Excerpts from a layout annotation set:
# # # #
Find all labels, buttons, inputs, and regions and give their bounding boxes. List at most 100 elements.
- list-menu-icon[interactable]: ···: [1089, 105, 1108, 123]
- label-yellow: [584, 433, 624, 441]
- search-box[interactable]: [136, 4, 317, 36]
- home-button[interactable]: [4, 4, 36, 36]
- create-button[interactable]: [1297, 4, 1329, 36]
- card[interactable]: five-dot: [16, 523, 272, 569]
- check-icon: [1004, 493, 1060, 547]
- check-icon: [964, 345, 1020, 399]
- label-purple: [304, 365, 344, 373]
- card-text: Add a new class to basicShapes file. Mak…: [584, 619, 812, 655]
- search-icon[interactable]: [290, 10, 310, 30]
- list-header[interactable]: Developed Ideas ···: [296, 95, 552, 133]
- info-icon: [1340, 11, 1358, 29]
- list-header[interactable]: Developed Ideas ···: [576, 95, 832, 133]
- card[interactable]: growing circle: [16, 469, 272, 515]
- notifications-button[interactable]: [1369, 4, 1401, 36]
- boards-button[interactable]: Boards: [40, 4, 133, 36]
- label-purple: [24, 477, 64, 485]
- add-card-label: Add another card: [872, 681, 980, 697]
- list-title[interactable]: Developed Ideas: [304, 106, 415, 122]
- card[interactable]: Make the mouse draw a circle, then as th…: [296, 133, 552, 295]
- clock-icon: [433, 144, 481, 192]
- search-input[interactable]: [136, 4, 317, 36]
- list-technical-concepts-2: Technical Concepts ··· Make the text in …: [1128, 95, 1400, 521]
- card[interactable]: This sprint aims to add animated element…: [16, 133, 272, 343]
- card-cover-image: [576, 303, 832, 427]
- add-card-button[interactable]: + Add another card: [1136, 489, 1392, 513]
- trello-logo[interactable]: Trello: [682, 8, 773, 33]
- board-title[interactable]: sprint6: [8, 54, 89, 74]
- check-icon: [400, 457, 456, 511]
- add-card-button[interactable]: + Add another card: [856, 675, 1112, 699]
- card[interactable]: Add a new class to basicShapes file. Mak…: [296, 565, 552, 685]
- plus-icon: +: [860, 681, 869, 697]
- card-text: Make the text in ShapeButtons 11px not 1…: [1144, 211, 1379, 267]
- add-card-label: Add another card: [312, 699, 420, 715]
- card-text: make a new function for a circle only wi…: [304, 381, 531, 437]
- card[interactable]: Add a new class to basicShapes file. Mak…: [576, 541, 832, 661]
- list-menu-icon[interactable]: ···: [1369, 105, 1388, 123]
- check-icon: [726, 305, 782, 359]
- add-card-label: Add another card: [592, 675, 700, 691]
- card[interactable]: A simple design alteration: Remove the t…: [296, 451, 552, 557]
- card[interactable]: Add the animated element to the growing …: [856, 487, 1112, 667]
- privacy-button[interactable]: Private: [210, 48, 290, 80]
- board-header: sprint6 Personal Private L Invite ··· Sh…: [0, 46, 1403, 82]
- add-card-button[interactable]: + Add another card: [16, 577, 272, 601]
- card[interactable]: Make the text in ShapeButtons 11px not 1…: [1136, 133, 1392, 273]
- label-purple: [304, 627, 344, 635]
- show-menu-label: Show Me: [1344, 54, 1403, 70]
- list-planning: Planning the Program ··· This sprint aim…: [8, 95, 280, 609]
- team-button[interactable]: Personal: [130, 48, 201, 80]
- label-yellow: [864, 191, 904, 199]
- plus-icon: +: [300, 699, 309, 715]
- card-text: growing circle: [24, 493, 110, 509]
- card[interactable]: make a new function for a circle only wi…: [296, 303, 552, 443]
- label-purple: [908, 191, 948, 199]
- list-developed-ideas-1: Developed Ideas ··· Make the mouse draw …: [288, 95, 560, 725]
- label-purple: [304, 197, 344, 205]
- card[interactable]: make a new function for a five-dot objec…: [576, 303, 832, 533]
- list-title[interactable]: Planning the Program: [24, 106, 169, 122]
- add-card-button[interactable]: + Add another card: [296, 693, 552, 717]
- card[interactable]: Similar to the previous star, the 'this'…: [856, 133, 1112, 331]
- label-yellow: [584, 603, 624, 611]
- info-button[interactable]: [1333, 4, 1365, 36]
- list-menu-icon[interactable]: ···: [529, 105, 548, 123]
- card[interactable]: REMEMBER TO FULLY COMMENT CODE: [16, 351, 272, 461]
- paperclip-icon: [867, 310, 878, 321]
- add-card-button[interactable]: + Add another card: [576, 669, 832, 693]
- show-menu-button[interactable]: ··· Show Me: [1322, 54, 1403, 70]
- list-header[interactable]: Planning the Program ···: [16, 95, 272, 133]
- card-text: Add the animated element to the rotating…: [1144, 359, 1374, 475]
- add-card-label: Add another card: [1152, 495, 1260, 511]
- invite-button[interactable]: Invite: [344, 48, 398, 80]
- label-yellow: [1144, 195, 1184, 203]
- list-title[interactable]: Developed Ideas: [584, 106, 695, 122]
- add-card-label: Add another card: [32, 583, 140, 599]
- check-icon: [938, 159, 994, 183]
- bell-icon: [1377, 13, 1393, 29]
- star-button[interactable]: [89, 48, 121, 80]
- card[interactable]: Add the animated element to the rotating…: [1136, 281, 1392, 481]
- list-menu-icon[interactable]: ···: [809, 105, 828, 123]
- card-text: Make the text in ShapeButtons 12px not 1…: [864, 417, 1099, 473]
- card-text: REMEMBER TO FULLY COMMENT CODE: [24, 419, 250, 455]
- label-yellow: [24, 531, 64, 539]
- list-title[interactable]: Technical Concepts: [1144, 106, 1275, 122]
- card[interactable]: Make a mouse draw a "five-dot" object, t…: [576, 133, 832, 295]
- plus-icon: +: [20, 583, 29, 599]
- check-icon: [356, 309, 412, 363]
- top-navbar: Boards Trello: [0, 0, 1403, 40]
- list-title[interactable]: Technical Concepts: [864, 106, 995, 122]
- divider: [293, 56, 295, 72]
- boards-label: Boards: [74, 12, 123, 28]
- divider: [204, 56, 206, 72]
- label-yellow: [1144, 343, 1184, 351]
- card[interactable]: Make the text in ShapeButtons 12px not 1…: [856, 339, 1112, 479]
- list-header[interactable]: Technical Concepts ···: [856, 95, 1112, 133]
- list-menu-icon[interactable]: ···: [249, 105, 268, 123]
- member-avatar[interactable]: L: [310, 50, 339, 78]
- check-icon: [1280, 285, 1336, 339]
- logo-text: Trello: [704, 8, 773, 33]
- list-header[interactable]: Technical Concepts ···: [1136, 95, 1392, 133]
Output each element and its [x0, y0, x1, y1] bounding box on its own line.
# # # #
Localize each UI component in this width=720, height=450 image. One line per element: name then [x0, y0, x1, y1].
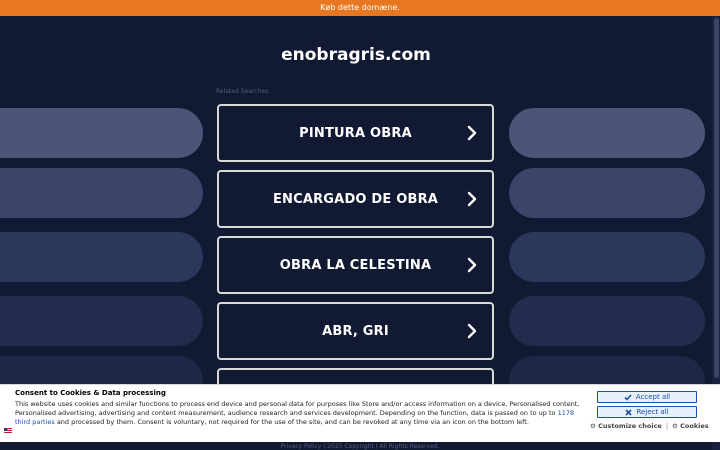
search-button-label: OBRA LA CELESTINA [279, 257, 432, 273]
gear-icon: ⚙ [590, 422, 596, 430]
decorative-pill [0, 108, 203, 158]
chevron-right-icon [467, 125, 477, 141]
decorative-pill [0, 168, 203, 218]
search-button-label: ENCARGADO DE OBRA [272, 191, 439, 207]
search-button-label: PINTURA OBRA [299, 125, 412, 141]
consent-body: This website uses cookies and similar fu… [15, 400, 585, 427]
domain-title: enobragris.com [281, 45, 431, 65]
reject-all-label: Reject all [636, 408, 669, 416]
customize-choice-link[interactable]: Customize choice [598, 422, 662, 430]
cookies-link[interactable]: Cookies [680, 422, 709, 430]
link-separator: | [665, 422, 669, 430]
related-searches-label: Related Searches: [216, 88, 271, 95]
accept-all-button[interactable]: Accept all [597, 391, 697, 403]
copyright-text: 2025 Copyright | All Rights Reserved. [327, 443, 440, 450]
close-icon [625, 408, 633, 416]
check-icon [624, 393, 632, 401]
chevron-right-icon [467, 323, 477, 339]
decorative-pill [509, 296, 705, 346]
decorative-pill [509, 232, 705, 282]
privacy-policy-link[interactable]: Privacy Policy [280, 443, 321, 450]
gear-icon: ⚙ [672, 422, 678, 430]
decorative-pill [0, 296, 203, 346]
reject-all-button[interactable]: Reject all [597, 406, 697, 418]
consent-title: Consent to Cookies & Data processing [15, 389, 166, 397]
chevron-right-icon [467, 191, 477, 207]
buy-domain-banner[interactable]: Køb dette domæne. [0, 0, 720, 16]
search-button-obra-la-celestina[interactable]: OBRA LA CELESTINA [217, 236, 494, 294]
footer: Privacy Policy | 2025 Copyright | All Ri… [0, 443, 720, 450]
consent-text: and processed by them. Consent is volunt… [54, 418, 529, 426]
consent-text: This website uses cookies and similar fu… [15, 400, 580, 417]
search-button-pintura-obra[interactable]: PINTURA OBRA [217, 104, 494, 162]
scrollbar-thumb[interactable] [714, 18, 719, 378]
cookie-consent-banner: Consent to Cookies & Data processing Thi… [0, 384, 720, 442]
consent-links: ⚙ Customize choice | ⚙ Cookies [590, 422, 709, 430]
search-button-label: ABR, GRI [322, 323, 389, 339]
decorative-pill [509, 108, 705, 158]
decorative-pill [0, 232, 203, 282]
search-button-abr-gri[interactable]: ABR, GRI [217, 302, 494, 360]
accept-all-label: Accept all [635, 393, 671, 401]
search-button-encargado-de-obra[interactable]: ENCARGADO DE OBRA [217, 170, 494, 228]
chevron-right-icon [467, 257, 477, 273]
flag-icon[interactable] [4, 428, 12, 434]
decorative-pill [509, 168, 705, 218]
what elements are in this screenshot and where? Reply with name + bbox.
# # # #
### Exercise objective
Render the stretch of the listing that starts with the line containing "Find all labels, buttons, inputs, and" and ends with the line containing "- label-purple: [304, 365, 344, 373]" as a JSON list of strings, one per line, skipping any blank lines.

### Final result
[
  "Find all labels, buttons, inputs, and regions and give their bounding boxes. List at most 100 elements.",
  "- list-menu-icon[interactable]: ···: [1089, 105, 1108, 123]",
  "- label-yellow: [584, 433, 624, 441]",
  "- search-box[interactable]: [136, 4, 317, 36]",
  "- home-button[interactable]: [4, 4, 36, 36]",
  "- create-button[interactable]: [1297, 4, 1329, 36]",
  "- card[interactable]: five-dot: [16, 523, 272, 569]",
  "- check-icon: [1004, 493, 1060, 547]",
  "- check-icon: [964, 345, 1020, 399]",
  "- label-purple: [304, 365, 344, 373]"
]